Actions to take:
a – In the passage about the Kindle, why was there no TV footage of lines around the block on launch day?
b – Copy the part of the passage about the Kindle between "And yet all" and "All hail Steve.", inclusive.
c – Carry on the passage about the Kindle from its last sentence.

[Page excerpt Boundary: Start]

And yet all of that has happened without the mouth-frothing orgy of idol-worship that we’ve come to expect with the appearance of any must-have new product. Partly this is because Amazon doesn’t have any physical stores and so there was no TV footage of lines around the block on launch day. Then there’s the fact that books are inherently less cool than cellphones or music. But mainly it’s because we’ve become so used to Apple’s magical product launches that we’ve conditioned ourselves to ignore the possibility that anything incredible could be created by anyone else. The idea that Amazon – a humble retailer – could produce a digital device that changes the way we consume media is too ludicrous for words. Only Steve has that kind of power. Thus we must wait for Steve before we get excited about a tablet-shaped device. All hail Steve.

Unfortunately, your mom doesn’t give a shit about Steve – and nor do most people. What they care about is that the Kindle replaces the one book they carry in their bag every day with a single device that stores thousands of books but still doesn’t hurt their eyes like a laptop – or tablet – screen would. The current model also replaces their newspaper, if they want it to, and pretty soon it’ll be able to replace their magazines. All without taking up more room. Like the iPhone let us swap our cellphone for something far better, and the iPod put paid to our clunky old music player, so the Kindle neatly replaces something we already carry around: the printed page.

And this is where the Apple Tablet has a problem. Unless Steve Jobs has managed to change the law of physics, his tablet will have a traditional retina-burning screen to allow it to display movies and web content. As a result it can’t – and won’t  – replace the Kindle, with its E-Ink technology, as an ebook reader. This will present consumers with an interesting dilemma: to either keep their Kindle (or Sony Reader, or Nook) for reading on the move, or replace it with a tablet that provides a cool way to access web and video content, but sucks for reading. Unfortunately this is where Apple has shot themselves in the foot: the iPhone is such a good portable media device that all but the most obsessive geeks will choose to keep the Kindle and stick with their iPhones for the rest.

[Page excerpt Boundary: End]
[Provided data Boundary: Start]

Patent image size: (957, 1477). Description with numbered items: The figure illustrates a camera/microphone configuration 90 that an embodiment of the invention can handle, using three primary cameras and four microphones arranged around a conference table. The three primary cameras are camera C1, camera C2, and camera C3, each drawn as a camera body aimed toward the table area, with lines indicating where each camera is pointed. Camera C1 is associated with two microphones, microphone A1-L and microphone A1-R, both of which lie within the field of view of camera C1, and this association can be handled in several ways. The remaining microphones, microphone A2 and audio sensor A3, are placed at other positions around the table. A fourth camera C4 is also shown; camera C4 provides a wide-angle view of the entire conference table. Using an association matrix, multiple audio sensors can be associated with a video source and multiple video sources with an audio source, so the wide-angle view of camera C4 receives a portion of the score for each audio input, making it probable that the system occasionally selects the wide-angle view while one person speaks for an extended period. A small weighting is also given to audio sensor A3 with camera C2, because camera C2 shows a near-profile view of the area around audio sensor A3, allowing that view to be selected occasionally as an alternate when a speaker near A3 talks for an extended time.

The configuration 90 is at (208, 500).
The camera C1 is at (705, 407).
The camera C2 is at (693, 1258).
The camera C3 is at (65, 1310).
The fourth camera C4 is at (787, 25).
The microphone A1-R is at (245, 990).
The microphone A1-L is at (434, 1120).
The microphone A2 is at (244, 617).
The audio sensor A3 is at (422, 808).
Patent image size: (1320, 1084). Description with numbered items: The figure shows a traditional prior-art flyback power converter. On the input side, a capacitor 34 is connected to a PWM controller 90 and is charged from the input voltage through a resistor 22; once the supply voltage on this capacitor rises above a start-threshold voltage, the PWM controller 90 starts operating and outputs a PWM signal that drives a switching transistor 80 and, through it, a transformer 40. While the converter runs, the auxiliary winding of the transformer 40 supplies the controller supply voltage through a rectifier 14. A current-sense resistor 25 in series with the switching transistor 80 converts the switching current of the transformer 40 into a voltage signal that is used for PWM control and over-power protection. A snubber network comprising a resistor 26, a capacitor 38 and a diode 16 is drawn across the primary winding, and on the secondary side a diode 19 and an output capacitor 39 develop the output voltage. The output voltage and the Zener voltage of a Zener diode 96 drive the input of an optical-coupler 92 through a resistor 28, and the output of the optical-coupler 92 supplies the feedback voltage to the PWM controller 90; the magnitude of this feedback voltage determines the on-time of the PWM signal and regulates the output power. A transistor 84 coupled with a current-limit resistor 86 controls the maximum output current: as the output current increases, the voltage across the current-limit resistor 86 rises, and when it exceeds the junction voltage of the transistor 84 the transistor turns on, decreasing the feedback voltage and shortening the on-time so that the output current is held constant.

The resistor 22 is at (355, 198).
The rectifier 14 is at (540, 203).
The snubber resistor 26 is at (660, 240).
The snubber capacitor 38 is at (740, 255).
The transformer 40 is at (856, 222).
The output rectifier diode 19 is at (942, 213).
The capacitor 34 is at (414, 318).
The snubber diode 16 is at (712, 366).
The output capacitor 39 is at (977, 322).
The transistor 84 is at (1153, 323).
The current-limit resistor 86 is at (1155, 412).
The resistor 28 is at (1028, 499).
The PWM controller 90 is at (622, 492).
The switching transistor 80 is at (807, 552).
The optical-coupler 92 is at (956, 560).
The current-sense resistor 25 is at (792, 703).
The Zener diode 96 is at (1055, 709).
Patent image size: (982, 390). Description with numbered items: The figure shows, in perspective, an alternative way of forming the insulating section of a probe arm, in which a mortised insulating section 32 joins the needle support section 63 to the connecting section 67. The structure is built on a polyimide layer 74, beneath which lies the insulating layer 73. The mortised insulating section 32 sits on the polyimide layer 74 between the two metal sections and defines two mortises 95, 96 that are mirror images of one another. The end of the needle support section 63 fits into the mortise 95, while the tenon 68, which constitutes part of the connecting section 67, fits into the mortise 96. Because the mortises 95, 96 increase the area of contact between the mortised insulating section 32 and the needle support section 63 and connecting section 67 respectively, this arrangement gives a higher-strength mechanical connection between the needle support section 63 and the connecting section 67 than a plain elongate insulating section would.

[Provided data Boundary: End]

Answers for the tasks:
a – Amazon doesn't have any physical stores.

b –
And yet all of that has happened without the mouth-frothing orgy of idol-worship that we’ve come to expect with the appearance of any must-have new product. Partly this is because Amazon doesn’t have any physical stores and so there was no TV footage of lines around the block on launch day. Then there’s the fact that books are inherently less cool than cellphones or music. But mainly it’s because we’ve become so used to Apple’s magical product launches that we’ve conditioned ourselves to ignore the possibility that anything incredible could be created by anyone else. The idea that Amazon – a humble retailer – could produce a digital device that changes the way we consume media is too ludicrous for words. Only Steve has that kind of power. Thus we must wait for Steve before we get excited about a tablet-shaped device. All hail Steve.

c –
If Apple really wants to launch a new and awesome portable device, it shouldn’t be dicking around with multimedia tablets at all. Instead the company should focus its efforts on producing an ebook reader that addresses all of the flaws with the Kindle. I’m talking full-colour, low-power screens that are readable in any light. I’m talking a cool Apple-style user interface. I’m talking about forging deals will publishers to sell bestsellers for $5 rather than $9.99. I’m talking about having it available in retail stores, and not being tied to any single retailer. I’m talking about making the damn thing bendy. In short, I’m talking about doing for e-readers what the iPod did to MP3 players: take a product that people have shown that they actually want and innovate the hell out of it.

But then again, this is just another reason why I could never be a futurologist.The job of a futurologist is not to predict the future based on practicalities, but rather to write fantasy fiction about what they hope the future will hold.  A futurologist would never advise Steve Jobs to temper his vision, or to fret about what moms will carry with them in their bags. A futurologist would simply assume that Apple will be able to invent with some kind of magical screen capable of displaying high definition movies one minute and print-sharp ebooks the next. Or perhaps a new type of device that makes the very idea of books redundant.

As a cynical non-futurologist – a pessimologist if you like – I sit somewhere between MG and Joe Wilcox. I passionately hope that the Apple Tablet will become the only portable media device I need to carry, but at the same time – because of the Kindle – I just can’t imagine a possible universe in which it will succeed.

Also, I still think I’ll be proved right about camera phones.